Raw records:
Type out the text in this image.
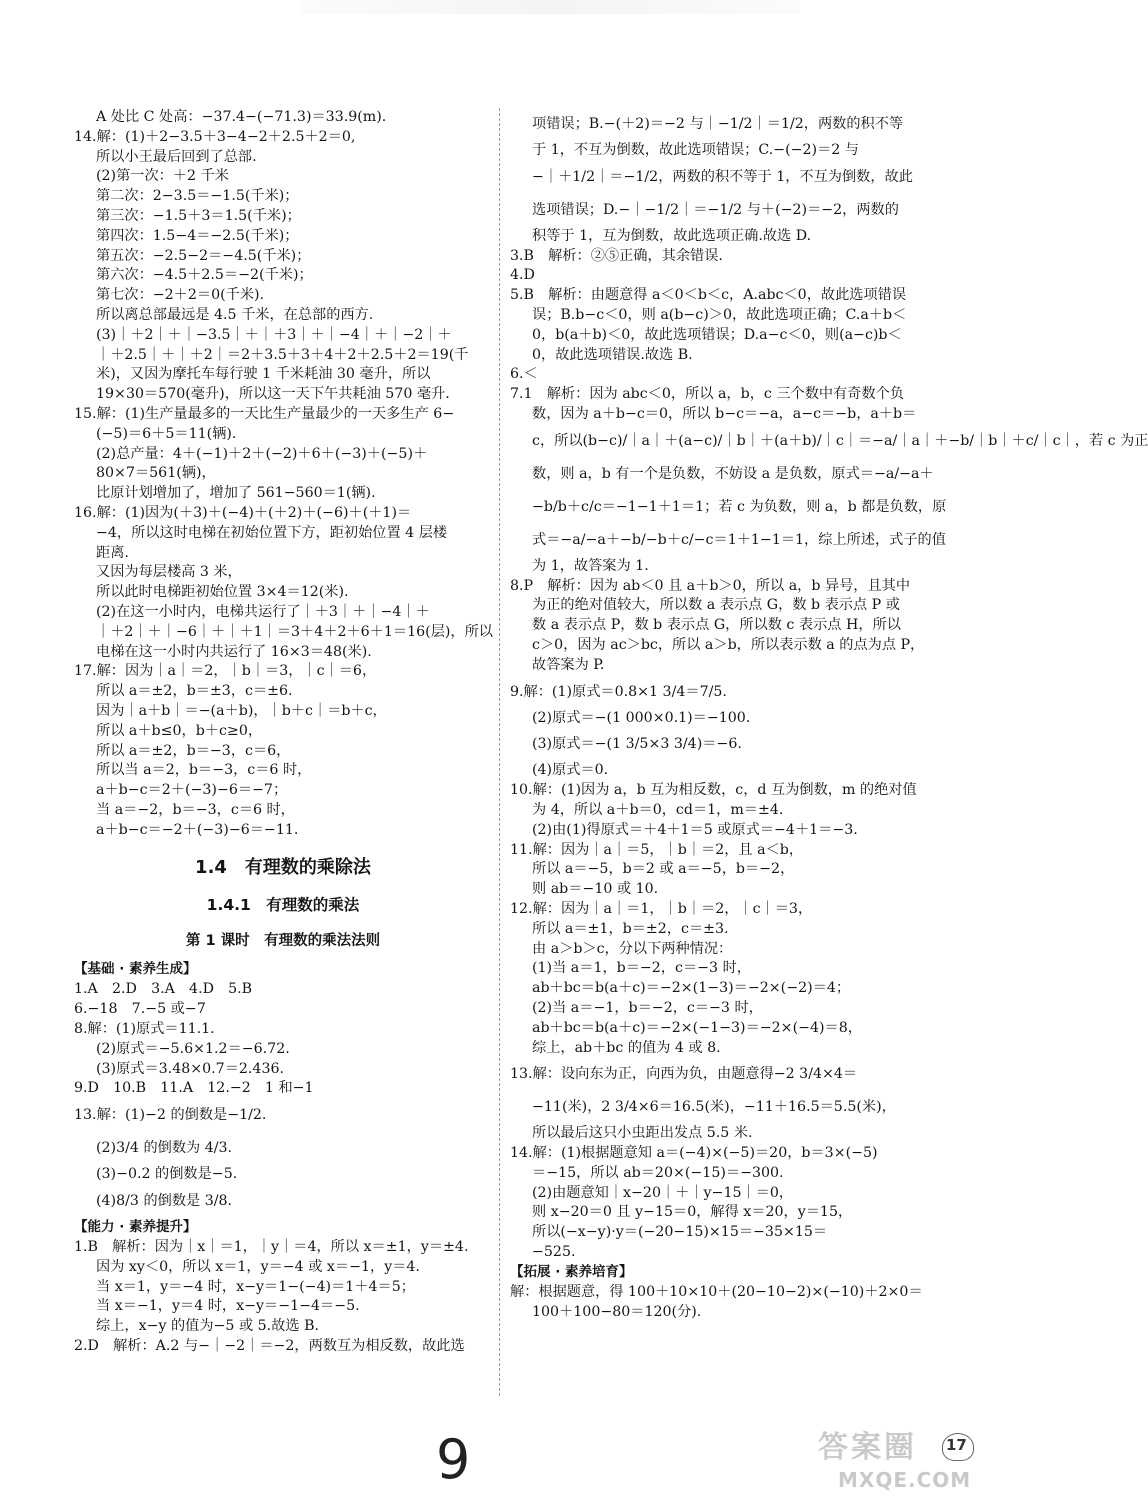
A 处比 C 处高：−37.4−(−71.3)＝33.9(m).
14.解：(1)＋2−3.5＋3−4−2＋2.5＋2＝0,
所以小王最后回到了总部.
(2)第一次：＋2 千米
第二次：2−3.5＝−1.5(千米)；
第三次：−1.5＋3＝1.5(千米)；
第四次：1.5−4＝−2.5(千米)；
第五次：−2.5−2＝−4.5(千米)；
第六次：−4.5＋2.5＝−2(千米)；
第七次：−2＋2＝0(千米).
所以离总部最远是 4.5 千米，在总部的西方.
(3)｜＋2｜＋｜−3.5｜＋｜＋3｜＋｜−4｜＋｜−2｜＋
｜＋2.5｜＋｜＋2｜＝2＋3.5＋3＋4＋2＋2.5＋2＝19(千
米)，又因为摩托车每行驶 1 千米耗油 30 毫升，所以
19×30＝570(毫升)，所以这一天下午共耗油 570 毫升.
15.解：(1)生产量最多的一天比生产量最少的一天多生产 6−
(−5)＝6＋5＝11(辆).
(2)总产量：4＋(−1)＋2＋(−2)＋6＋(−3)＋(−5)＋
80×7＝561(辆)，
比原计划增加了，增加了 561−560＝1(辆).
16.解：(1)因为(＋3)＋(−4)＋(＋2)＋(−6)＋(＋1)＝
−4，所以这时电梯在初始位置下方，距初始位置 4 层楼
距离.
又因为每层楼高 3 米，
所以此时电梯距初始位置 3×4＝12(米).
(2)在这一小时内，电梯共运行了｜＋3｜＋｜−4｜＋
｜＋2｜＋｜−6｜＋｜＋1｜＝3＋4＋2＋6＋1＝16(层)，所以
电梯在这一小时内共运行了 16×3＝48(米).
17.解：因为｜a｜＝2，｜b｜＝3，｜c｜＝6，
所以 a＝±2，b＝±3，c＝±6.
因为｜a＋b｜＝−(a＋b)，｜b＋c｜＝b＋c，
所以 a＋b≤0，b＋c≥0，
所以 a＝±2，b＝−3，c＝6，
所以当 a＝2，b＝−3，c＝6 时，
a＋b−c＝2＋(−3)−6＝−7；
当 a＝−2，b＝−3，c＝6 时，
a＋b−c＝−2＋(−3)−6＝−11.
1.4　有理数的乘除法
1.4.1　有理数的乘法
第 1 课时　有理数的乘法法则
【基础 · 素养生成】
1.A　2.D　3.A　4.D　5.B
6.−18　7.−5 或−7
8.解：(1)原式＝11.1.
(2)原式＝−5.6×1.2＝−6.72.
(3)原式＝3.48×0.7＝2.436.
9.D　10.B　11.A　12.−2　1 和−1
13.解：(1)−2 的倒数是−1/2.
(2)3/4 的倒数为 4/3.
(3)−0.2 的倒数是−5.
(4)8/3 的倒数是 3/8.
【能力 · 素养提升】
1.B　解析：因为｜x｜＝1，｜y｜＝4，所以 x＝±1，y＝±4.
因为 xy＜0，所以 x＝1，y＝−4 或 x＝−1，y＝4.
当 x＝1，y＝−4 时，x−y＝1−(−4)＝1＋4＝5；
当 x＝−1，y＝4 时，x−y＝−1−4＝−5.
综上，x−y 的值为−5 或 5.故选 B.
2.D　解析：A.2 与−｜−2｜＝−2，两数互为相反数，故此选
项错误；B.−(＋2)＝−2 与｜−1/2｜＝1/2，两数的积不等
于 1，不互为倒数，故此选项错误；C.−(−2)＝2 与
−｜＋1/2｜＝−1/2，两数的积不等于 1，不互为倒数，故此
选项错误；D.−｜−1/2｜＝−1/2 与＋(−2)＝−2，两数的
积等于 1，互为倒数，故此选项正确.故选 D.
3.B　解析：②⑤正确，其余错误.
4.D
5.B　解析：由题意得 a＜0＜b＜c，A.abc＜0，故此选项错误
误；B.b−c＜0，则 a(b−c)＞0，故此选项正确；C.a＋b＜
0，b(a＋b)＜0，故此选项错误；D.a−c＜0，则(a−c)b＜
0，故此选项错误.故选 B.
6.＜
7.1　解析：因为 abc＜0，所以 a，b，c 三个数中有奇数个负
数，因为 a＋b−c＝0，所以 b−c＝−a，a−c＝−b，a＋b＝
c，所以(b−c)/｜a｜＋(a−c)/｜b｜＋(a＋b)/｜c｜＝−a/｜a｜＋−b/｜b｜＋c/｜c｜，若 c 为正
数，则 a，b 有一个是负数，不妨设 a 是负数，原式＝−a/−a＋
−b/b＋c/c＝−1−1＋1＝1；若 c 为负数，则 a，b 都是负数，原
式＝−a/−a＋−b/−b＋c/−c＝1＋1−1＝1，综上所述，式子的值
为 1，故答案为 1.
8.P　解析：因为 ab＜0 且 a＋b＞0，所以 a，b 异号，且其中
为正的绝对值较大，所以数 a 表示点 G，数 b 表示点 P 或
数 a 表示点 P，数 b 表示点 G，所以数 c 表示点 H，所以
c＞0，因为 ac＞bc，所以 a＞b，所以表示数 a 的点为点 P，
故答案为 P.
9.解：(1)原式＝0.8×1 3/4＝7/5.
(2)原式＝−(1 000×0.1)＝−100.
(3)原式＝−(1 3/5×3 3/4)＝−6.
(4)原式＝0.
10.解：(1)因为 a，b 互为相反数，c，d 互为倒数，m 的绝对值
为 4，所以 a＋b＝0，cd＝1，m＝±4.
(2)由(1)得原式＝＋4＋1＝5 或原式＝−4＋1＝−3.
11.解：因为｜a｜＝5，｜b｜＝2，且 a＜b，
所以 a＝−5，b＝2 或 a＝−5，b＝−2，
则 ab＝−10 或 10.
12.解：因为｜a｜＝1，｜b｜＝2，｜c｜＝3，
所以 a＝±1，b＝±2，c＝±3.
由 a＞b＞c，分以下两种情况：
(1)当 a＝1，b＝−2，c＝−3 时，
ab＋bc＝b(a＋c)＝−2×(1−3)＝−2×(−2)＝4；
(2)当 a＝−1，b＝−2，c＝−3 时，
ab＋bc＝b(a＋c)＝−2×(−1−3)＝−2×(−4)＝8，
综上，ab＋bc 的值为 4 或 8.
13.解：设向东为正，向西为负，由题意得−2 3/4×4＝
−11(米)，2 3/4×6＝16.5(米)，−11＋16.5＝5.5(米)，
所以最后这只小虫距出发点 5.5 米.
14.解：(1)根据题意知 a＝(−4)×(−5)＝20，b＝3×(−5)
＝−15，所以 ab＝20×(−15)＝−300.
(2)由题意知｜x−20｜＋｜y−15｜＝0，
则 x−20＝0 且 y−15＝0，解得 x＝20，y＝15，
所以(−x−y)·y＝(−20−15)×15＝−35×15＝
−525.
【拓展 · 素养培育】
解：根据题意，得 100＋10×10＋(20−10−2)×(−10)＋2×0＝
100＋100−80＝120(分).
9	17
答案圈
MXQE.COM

Requirements: In the records above, locate every line with the string "故此选项正确" and copy it.

Complete response:
积等于 1，互为倒数，故此选项正确.故选 D.
误；B.b−c＜0，则 a(b−c)＞0，故此选项正确；C.a＋b＜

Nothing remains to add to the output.